What is needed: Please put the data from the first line through the line containing "118, 171, 123]" into a Markdown table with the columns Row and Line, numbering each line and leaving out blank lines.
□ □ □ □ □ □ □
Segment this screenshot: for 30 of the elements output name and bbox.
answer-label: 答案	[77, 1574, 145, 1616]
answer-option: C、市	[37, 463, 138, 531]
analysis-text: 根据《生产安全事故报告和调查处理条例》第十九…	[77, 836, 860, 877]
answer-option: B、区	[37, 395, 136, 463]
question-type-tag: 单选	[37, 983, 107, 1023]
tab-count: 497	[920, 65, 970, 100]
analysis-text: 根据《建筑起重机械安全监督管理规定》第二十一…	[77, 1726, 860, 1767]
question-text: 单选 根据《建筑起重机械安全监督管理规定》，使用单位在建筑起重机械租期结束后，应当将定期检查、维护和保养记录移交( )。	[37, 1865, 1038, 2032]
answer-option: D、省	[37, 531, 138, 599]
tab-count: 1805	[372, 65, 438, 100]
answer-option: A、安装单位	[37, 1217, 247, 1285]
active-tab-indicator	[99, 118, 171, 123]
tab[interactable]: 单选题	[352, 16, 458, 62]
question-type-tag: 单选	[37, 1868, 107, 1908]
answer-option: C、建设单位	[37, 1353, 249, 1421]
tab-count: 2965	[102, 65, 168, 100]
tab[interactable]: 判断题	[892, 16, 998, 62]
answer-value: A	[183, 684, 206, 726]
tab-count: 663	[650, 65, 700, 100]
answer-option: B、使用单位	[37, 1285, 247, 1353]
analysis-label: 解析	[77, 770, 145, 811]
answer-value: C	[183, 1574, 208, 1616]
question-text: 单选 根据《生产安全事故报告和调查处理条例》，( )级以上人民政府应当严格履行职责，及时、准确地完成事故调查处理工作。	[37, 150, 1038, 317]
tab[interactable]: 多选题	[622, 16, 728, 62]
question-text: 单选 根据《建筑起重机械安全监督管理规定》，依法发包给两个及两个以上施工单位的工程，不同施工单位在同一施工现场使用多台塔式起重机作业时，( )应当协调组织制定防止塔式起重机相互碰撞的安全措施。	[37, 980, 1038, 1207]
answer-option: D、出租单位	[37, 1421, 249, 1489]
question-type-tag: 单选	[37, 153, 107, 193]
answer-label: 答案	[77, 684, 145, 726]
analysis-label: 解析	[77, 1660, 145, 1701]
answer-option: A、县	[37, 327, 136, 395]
□ □ □ □ □ □ □
Written reply:
| Row | Line |
|---|---|
| 1 | Segment this screenshot: for 30 of the elements output name and bbox. |
| 2 | answer-label: 答案	[77, 1574, 145, 1616] |
| 3 | answer-option: C、市	[37, 463, 138, 531] |
| 4 | analysis-text: 根据《生产安全事故报告和调查处理条例》第十九…	[77, 836, 860, 877] |
| 5 | answer-option: B、区	[37, 395, 136, 463] |
| 6 | question-type-tag: 单选	[37, 983, 107, 1023] |
| 7 | tab-count: 497	[920, 65, 970, 100] |
| 8 | analysis-text: 根据《建筑起重机械安全监督管理规定》第二十一…	[77, 1726, 860, 1767] |
| 9 | question-text: 单选 根据《建筑起重机械安全监督管理规定》，使用单位在建筑起重机械租期结束后，应当将定期检查、维护和保养记录移交( )。	[37, 1865, 1038, 2032] |
| 10 | answer-option: D、省	[37, 531, 138, 599] |
| 11 | tab-count: 1805	[372, 65, 438, 100] |
| 12 | answer-option: A、安装单位	[37, 1217, 247, 1285] |
| 13 | active-tab-indicator	[99, 118, 171, 123] |